● Stated task:
Look through the lines below and extract any with the word "浙江考题".

Dataset items:
########################################

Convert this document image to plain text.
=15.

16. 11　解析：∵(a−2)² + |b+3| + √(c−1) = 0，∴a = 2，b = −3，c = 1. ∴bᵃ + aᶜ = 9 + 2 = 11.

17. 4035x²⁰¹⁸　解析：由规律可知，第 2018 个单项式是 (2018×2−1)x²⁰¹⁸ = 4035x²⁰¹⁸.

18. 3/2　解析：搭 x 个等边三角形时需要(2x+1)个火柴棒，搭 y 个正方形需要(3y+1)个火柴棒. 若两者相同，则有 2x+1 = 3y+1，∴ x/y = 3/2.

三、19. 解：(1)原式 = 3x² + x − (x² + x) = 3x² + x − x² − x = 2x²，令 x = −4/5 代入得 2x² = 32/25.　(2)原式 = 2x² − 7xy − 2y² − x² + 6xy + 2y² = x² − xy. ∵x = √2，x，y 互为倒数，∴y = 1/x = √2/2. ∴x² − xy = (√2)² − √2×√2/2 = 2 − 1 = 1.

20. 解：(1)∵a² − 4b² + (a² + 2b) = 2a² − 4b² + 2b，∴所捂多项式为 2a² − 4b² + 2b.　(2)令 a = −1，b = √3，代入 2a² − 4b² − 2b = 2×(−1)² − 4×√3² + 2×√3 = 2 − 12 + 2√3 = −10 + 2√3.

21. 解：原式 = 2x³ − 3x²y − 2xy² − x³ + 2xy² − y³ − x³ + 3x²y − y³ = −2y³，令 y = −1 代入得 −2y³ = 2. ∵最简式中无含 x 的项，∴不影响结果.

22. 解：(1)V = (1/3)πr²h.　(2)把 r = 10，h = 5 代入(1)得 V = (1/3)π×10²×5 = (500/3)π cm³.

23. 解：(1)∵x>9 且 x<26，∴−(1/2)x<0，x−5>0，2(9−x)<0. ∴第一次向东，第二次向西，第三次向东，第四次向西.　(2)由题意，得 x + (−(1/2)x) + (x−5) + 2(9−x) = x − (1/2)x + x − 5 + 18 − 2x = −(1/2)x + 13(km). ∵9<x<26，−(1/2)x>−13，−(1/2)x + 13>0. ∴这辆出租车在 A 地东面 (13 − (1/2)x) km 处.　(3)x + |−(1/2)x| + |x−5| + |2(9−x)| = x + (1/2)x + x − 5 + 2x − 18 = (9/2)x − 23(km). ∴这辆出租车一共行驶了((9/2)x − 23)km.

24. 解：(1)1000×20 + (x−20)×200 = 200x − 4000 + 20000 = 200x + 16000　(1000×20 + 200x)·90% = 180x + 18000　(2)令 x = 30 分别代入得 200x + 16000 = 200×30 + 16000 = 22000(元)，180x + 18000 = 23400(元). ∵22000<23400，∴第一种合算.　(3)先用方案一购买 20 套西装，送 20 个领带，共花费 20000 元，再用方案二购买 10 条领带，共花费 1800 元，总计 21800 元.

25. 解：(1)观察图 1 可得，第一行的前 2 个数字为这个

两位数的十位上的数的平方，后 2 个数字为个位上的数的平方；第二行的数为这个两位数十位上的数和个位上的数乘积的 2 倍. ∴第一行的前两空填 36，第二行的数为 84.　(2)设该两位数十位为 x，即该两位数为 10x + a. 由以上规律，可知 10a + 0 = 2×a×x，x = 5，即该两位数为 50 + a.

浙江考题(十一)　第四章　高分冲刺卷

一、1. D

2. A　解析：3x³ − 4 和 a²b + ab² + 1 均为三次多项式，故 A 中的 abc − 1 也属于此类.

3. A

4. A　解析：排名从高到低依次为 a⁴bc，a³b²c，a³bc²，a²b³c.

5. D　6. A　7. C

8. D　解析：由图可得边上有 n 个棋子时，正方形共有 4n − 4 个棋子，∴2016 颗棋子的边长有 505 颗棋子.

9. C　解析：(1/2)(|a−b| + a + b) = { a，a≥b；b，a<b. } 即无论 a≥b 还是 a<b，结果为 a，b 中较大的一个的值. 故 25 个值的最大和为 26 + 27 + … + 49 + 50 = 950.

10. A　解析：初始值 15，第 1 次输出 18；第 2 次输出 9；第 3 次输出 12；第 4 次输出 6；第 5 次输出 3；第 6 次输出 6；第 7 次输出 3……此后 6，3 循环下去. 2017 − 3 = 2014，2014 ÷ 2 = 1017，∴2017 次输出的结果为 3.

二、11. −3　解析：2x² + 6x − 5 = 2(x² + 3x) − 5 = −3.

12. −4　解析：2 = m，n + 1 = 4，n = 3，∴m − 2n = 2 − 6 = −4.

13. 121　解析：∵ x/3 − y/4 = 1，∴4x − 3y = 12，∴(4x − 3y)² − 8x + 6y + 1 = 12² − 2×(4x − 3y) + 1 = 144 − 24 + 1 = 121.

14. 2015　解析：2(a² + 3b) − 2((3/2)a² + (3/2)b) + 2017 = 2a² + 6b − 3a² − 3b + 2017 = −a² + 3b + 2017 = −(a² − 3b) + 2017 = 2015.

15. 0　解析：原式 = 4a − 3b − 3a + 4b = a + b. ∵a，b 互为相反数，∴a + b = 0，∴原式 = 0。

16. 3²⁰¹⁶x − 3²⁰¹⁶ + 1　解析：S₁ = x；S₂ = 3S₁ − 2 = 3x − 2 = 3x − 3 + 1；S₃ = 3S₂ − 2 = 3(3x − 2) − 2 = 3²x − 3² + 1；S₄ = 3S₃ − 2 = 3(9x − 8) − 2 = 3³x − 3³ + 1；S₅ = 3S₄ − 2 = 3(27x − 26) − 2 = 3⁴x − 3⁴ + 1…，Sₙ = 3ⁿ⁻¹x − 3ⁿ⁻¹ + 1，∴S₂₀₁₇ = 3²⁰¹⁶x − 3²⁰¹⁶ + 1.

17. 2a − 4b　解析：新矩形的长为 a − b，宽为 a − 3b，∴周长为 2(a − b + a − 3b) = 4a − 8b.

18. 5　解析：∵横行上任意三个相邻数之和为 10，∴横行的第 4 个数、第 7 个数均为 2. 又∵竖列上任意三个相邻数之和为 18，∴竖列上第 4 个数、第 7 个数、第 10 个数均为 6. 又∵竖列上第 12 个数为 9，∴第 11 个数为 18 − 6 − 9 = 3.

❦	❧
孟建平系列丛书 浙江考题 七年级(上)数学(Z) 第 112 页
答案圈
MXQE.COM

########################################

● Task solution:
浙江考题(十一)　第四章　高分冲刺卷
孟建平系列丛书 浙江考题 七年级(上)数学(Z) 第 112 页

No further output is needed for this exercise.